Report the count of lines below that include "metafield", without any other text.

::::

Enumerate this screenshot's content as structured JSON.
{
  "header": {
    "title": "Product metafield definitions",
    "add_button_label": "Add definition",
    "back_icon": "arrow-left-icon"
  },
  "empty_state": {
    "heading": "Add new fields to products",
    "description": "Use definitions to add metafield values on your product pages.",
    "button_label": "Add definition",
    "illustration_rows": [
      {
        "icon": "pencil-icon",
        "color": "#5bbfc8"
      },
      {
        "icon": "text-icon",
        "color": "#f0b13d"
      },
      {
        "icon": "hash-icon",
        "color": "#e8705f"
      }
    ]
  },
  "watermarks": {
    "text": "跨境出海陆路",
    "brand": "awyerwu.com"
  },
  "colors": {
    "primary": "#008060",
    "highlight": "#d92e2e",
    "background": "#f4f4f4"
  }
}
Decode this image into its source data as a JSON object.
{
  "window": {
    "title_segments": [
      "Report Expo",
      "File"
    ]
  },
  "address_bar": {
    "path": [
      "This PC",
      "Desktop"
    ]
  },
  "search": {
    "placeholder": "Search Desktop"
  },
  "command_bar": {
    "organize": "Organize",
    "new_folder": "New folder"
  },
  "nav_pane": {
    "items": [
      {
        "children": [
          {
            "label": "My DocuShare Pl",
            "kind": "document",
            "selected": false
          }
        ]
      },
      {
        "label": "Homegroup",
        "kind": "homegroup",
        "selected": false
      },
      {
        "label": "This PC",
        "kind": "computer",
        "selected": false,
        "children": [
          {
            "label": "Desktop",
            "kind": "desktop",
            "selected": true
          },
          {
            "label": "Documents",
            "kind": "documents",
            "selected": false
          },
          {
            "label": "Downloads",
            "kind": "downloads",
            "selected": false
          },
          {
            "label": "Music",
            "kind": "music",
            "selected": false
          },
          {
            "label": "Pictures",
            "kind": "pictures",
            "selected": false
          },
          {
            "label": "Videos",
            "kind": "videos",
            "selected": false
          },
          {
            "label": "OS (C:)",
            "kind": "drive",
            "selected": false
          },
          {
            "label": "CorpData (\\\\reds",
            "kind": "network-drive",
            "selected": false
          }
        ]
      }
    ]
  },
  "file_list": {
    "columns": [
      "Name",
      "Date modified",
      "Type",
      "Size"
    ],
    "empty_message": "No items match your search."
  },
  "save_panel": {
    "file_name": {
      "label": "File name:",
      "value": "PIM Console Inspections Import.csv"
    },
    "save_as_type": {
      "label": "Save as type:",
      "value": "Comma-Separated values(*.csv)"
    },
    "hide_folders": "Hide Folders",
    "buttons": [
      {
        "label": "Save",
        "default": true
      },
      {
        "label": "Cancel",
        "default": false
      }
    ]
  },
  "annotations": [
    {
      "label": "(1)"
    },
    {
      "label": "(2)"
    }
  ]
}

::::

=== Solution below ===
2